Work required — Filter the records below and copy every line containing the word "this".

Record set —

◆ ◆ ◆ ◆ ◆

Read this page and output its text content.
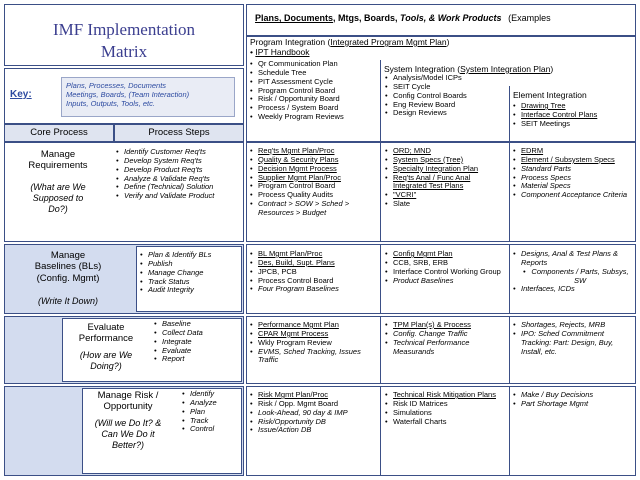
IMF Implementation
Matrix
Key:
Plans, Processes, Documents
Meetings, Boards, (Team Interaction)
Inputs, Outputs, Tools, etc.
Plans, Documents, Mtgs, Boards, Tools, & Work Products (Examples
Program Integration (Integrated Program Mgmt Plan)
• IPT Handbook
• Qr Communication Plan
• Schedule Tree
• PIT Assessment Cycle
• Program Control Board
• Risk / Opportunity Board
• Process / System Board
• Weekly Program Reviews
System Integration (System Integration Plan)
• Analysis/Model ICPs
• SEIT Cycle
• Config Control Boards
• Eng Review Board
• Design Reviews
Element Integration
• Drawing Tree
• Interface Control Plans
• SEIT Meetings
Core Process	Process Steps
Manage
Requirements
(What are We
Supposed to
Do?)
• Identify Customer Req'ts
• Develop System Req'ts
• Develop Product Req'ts
• Analyze & Validate Req'ts
• Define (Technical) Solution
• Verify and Validate Product
• Req'ts Mgmt Plan/Proc
• Quality & Security Plans
• Decision Mgmt Process
• Supplier Mgmt Plan/Proc
• Program Control Board
• Process Quality Audits
• Contract > SOW > Sched > Resources > Budget
• ORD; MND
• System Specs (Tree)
• Specialty Integration Plan
• Req'ts Anal / Func Anal Integrated Test Plans
• "VCRI"
• Slate
• EDRM
• Element / Subsystem Specs
• Standard Parts
• Process Specs
• Material Specs
• Component Acceptance Criteria
Manage
Baselines (BLs)
(Config. Mgmt)
(Write It Down)
• Plan & Identify BLs
• Publish
• Manage Change
• Track Status
• Audit Integrity
• BL Mgmt Plan/Proc
• Des, Build, Supt. Plans
• JPCB, PCB
• Process Control Board
• Four Program Baselines
• Config Mgmt Plan
• CCB, SRB, ERB
• Interface Control Working Group
• Product Baselines
• Designs, Anal & Test Plans & Reports
• Components / Parts, Subsys, SW
• Interfaces, ICDs
Evaluate
Performance
(How are We
Doing?)
• Baseline
• Collect Data
• Integrate
• Evaluate
• Report
• Performance Mgmt Plan
• CPAR Mgmt Process
• Wkly Program Review
• EVMS, Sched Tracking, Issues Traffic
• TPM Plan(s) & Process
• Config. Change Traffic
• Technical Performance Measurands
• Shortages, Rejects, MRB
• IPO: Sched Commitment Tracking: Part: Design, Buy, Install, etc.
Manage Risk /
Opportunity
(Will we Do It? &
Can We Do it
Better?)
• Identify
• Analyze
• Plan
• Track
• Control
• Risk Mgmt Plan/Proc
• Risk / Opp. Mgmt Board
• Look-Ahead, 90 day & IMP
• Risk/Opportunity DB
• Issue/Action DB
• Technical Risk Mitigation Plans
• Risk ID Matrices
• Simulations
• Waterfall Charts
• Make / Buy Decisions
• Part Shortage Mgmt
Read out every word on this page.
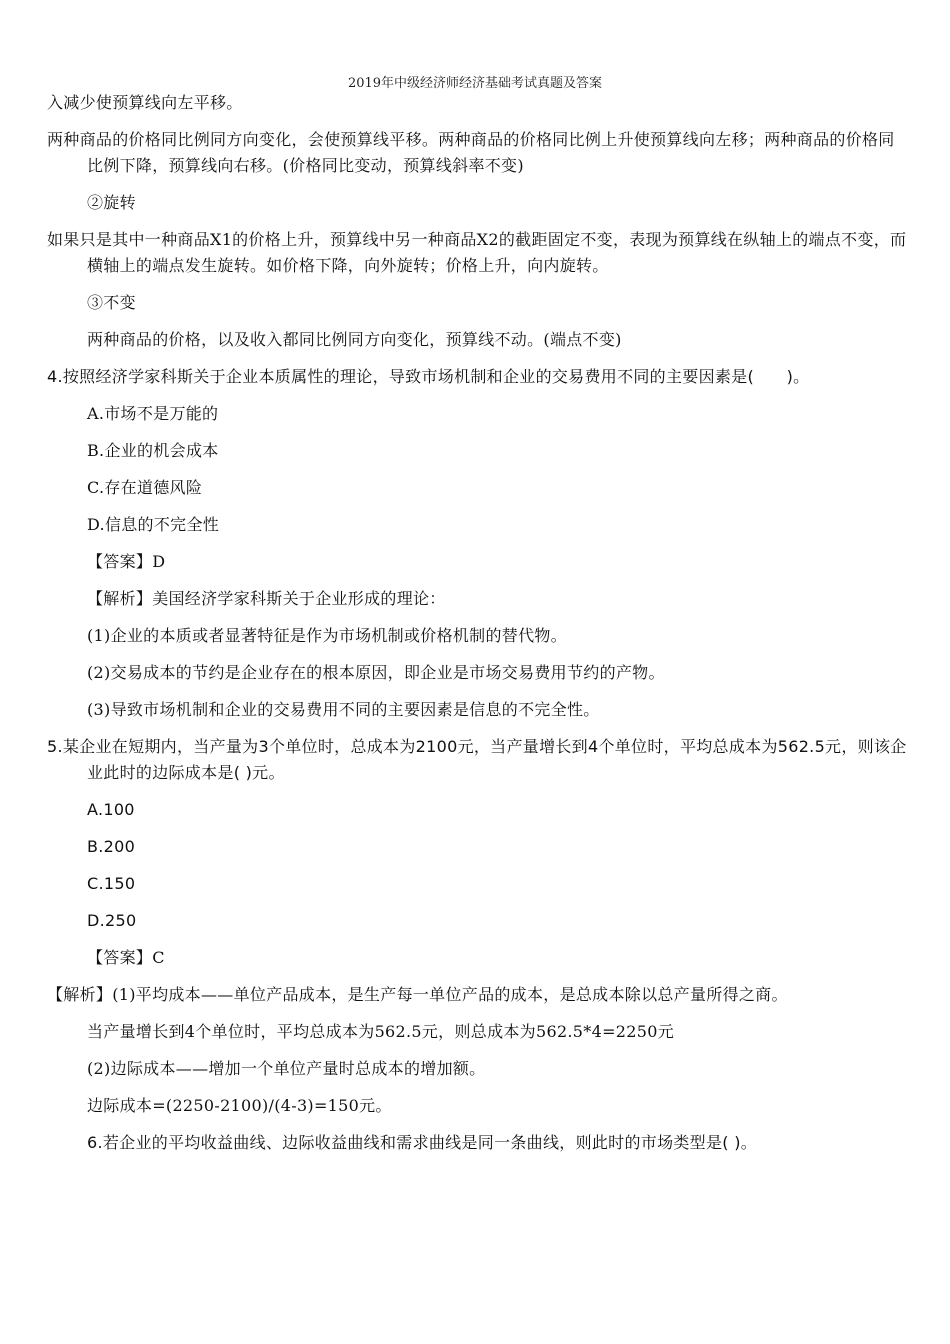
2019年中级经济师经济基础考试真题及答案

入减少使预算线向左平移。

两种商品的价格同比例同方向变化，会使预算线平移。两种商品的价格同比例上升使预算线向左移；两种商品的价格同比例下降，预算线向右移。(价格同比变动，预算线斜率不变)

②旋转

如果只是其中一种商品X1的价格上升，预算线中另一种商品X2的截距固定不变，表现为预算线在纵轴上的端点不变，而横轴上的端点发生旋转。如价格下降，向外旋转；价格上升，向内旋转。

③不变

两种商品的价格，以及收入都同比例同方向变化，预算线不动。(端点不变)

4.按照经济学家科斯关于企业本质属性的理论，导致市场机制和企业的交易费用不同的主要因素是(　　)。

A.市场不是万能的

B.企业的机会成本

C.存在道德风险

D.信息的不完全性

【答案】D

【解析】美国经济学家科斯关于企业形成的理论：

(1)企业的本质或者显著特征是作为市场机制或价格机制的替代物。

(2)交易成本的节约是企业存在的根本原因，即企业是市场交易费用节约的产物。

(3)导致市场机制和企业的交易费用不同的主要因素是信息的不完全性。

5.某企业在短期内，当产量为3个单位时，总成本为2100元，当产量增长到4个单位时，平均总成本为562.5元，则该企业此时的边际成本是( )元。

A.100

B.200

C.150

D.250

【答案】C

【解析】(1)平均成本——单位产品成本，是生产每一单位产品的成本，是总成本除以总产量所得之商。

当产量增长到4个单位时，平均总成本为562.5元，则总成本为562.5*4=2250元

(2)边际成本——增加一个单位产量时总成本的增加额。

边际成本=(2250-2100)/(4-3)=150元。

6.若企业的平均收益曲线、边际收益曲线和需求曲线是同一条曲线，则此时的市场类型是( )。
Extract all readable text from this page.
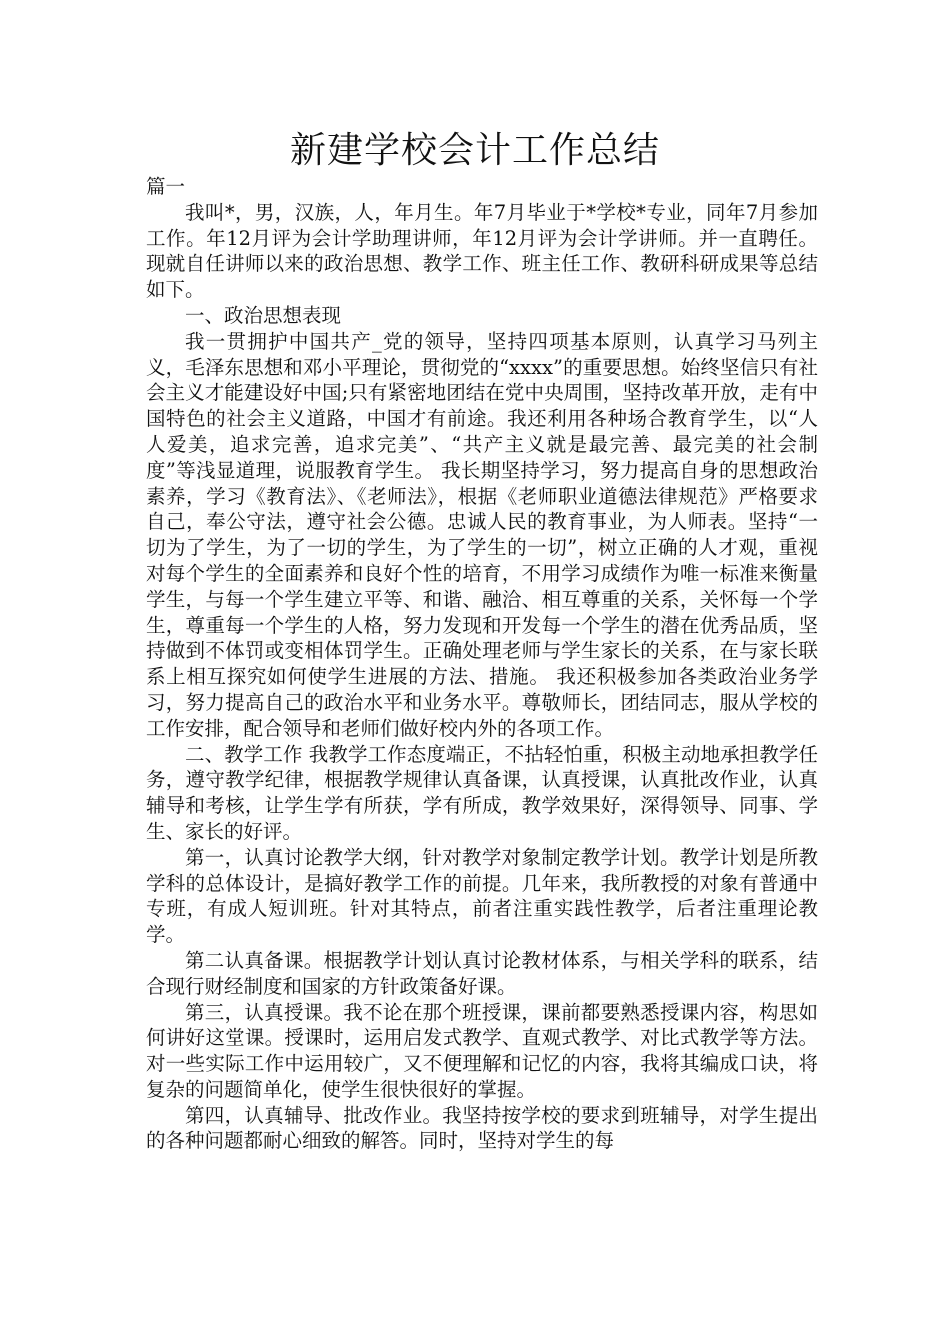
新建学校会计工作总结

篇一

我叫*，男，汉族，人，年月生。年7月毕业于*学校*专业，同年7月参加工作。年12月评为会计学助理讲师，年12月评为会计学讲师。并一直聘任。现就自任讲师以来的政治思想、教学工作、班主任工作、教研科研成果等总结如下。

一、政治思想表现

我一贯拥护中国共产_党的领导，坚持四项基本原则，认真学习马列主义，毛泽东思想和邓小平理论，贯彻党的“xxxx”的重要思想。始终坚信只有社会主义才能建设好中国;只有紧密地团结在党中央周围，坚持改革开放，走有中国特色的社会主义道路，中国才有前途。我还利用各种场合教育学生，以“人人爱美，追求完善，追求完美”、“共产主义就是最完善、最完美的社会制度”等浅显道理，说服教育学生。 我长期坚持学习，努力提高自身的思想政治素养，学习《教育法》、《老师法》，根据《老师职业道德法律规范》严格要求自己，奉公守法，遵守社会公德。忠诚人民的教育事业，为人师表。坚持“一切为了学生，为了一切的学生，为了学生的一切”，树立正确的人才观，重视对每个学生的全面素养和良好个性的培育，不用学习成绩作为唯一标准来衡量学生，与每一个学生建立平等、和谐、融洽、相互尊重的关系，关怀每一个学生，尊重每一个学生的人格，努力发现和开发每一个学生的潜在优秀品质，坚持做到不体罚或变相体罚学生。正确处理老师与学生家长的关系，在与家长联系上相互探究如何使学生进展的方法、措施。 我还积极参加各类政治业务学习，努力提高自己的政治水平和业务水平。尊敬师长，团结同志，服从学校的工作安排，配合领导和老师们做好校内外的各项工作。

二、教学工作 我教学工作态度端正，不拈轻怕重，积极主动地承担教学任务，遵守教学纪律，根据教学规律认真备课，认真授课，认真批改作业，认真辅导和考核，让学生学有所获，学有所成，教学效果好，深得领导、同事、学生、家长的好评。

第一，认真讨论教学大纲，针对教学对象制定教学计划。教学计划是所教学科的总体设计，是搞好教学工作的前提。几年来，我所教授的对象有普通中专班，有成人短训班。针对其特点，前者注重实践性教学，后者注重理论教学。

第二认真备课。根据教学计划认真讨论教材体系，与相关学科的联系，结合现行财经制度和国家的方针政策备好课。

第三，认真授课。我不论在那个班授课，课前都要熟悉授课内容，构思如何讲好这堂课。授课时，运用启发式教学、直观式教学、对比式教学等方法。对一些实际工作中运用较广，又不便理解和记忆的内容，我将其编成口诀，将复杂的问题简单化，使学生很快很好的掌握。

第四，认真辅导、批改作业。我坚持按学校的要求到班辅导，对学生提出的各种问题都耐心细致的解答。同时，坚持对学生的每
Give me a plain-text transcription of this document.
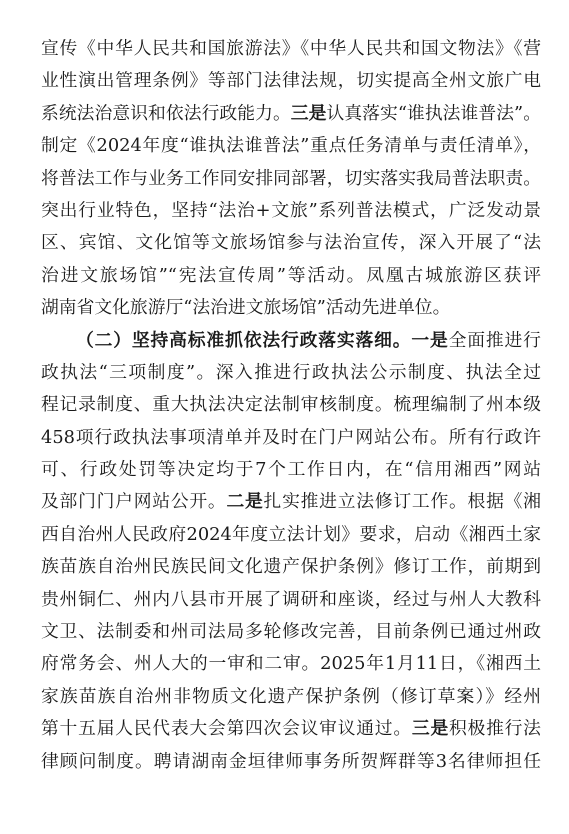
宣传《中华人民共和国旅游法》《中华人民共和国文物法》《营
业性演出管理条例》等部门法律法规，切实提高全州文旅广电
系统法治意识和依法行政能力。三是认真落实“谁执法谁普法”。
制定《2024年度“谁执法谁普法”重点任务清单与责任清单》，
将普法工作与业务工作同安排同部署，切实落实我局普法职责。
突出行业特色，坚持“法治+文旅”系列普法模式，广泛发动景
区、宾馆、文化馆等文旅场馆参与法治宣传，深入开展了“法
治进文旅场馆”“宪法宣传周”等活动。凤凰古城旅游区获评
湖南省文化旅游厅“法治进文旅场馆”活动先进单位。
（二）坚持高标准抓依法行政落实落细。一是全面推进行
政执法“三项制度”。深入推进行政执法公示制度、执法全过
程记录制度、重大执法决定法制审核制度。梳理编制了州本级
458项行政执法事项清单并及时在门户网站公布。所有行政许
可、行政处罚等决定均于7个工作日内，在“信用湘西”网站
及部门门户网站公开。二是扎实推进立法修订工作。根据《湘
西自治州人民政府2024年度立法计划》要求，启动《湘西土家
族苗族自治州民族民间文化遗产保护条例》修订工作，前期到
贵州铜仁、州内八县市开展了调研和座谈，经过与州人大教科
文卫、法制委和州司法局多轮修改完善，目前条例已通过州政
府常务会、州人大的一审和二审。2025年1月11日，《湘西土
家族苗族自治州非物质文化遗产保护条例（修订草案）》经州
第十五届人民代表大会第四次会议审议通过。三是积极推行法
律顾问制度。聘请湖南金垣律师事务所贺辉群等3名律师担任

◆ ◆ ◆ ◆ ◆

Answer —
Read this page and output its text content.
Read out every word on this page.
Extract all readable text from this page.
Give me a plain-text transcription of this document.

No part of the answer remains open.